### What to do
In how many lines does the string "大写数字" appear? Answer with the number only.

### Excerpted records
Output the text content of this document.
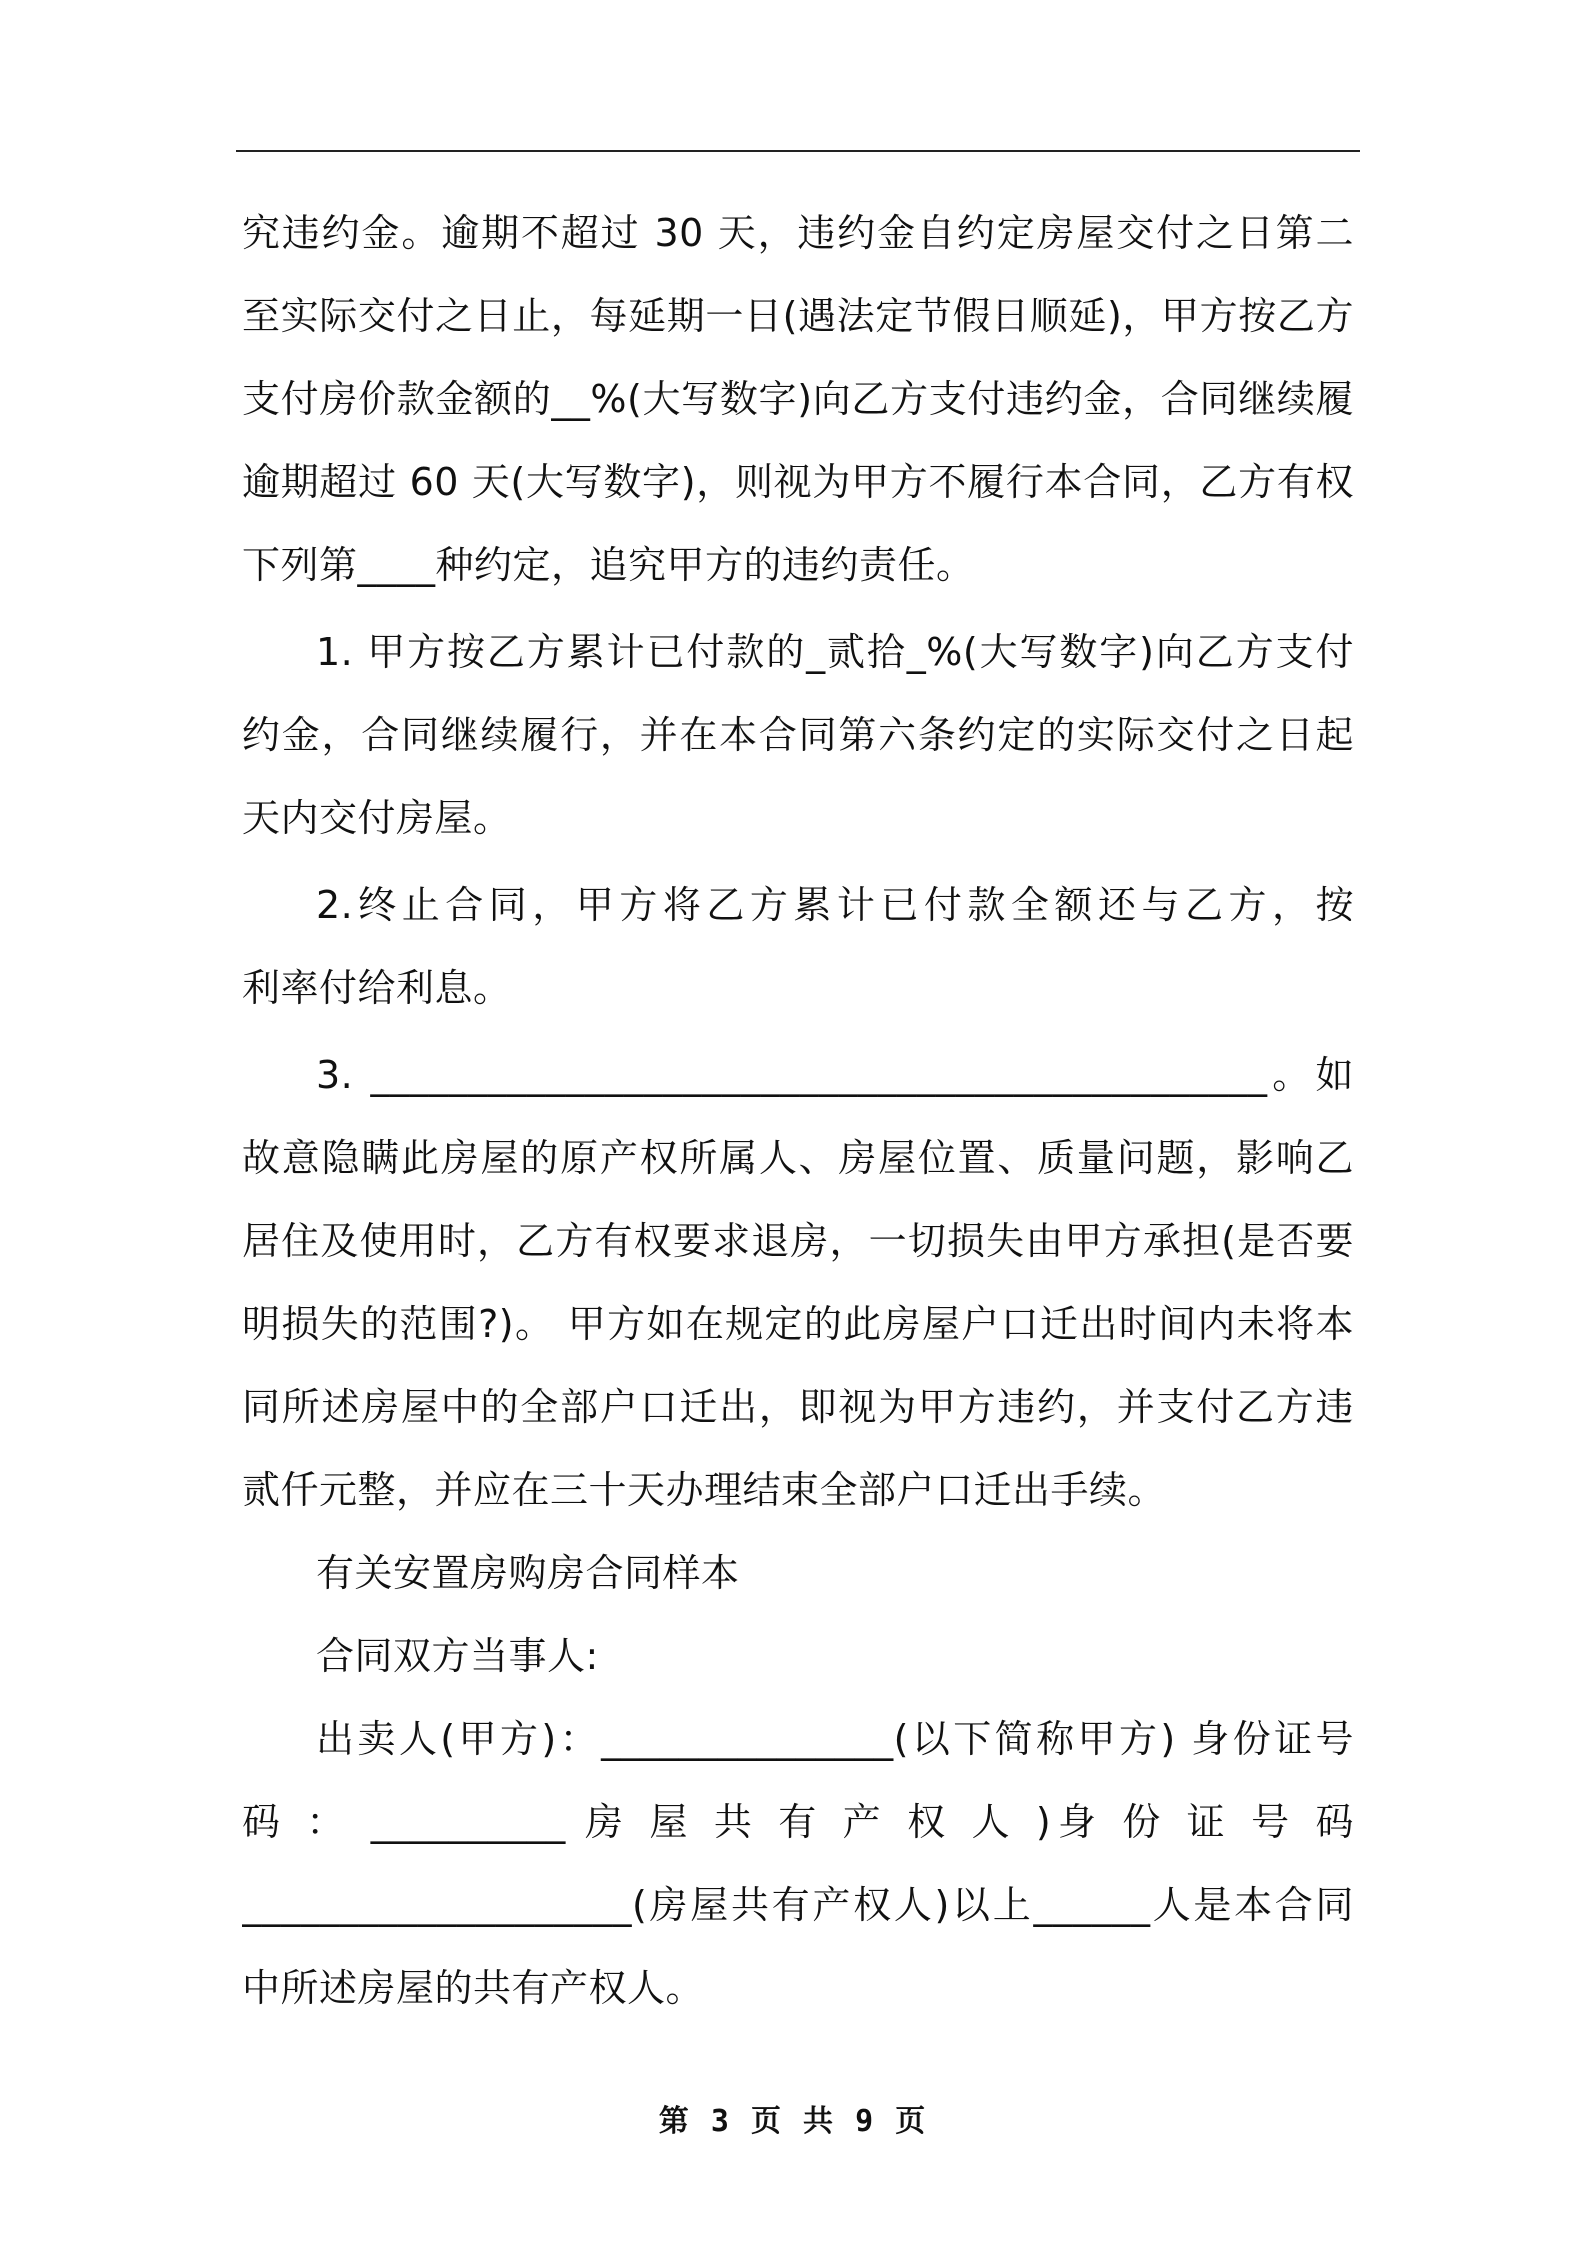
究违约金。逾期不超过 30 天，违约金自约定房屋交付之日第二
至实际交付之日止，每延期一日(遇法定节假日顺延)，甲方按乙方
支付房价款金额的__%(大写数字)向乙方支付违约金，合同继续履
逾期超过 60 天(大写数字)，则视为甲方不履行本合同，乙方有权
下列第____种约定，追究甲方的违约责任。
1. 甲方按乙方累计已付款的_贰拾_%(大写数字)向乙方支付
约金，合同继续履行，并在本合同第六条约定的实际交付之日起
天内交付房屋。
2.终止合同，甲方将乙方累计已付款全额还与乙方，按
利率付给利息。
3. ______________________________________________。如
故意隐瞒此房屋的原产权所属人、房屋位置、质量问题，影响乙
居住及使用时，乙方有权要求退房，一切损失由甲方承担(是否要
明损失的范围?)。 甲方如在规定的此房屋户口迁出时间内未将本
同所述房屋中的全部户口迁出，即视为甲方违约，并支付乙方违
贰仟元整，并应在三十天办理结束全部户口迁出手续。
有关安置房购房合同样本
合同双方当事人:
出卖人(甲方)：_______________(以下简称甲方) 身份证号
码 ： __________ 房 屋 共 有 产 权 人 )身 份 证 号 码
____________________(房屋共有产权人)以上______人是本合同
中所述房屋的共有产权人。
第 3 页 共 9 页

### Written reply
3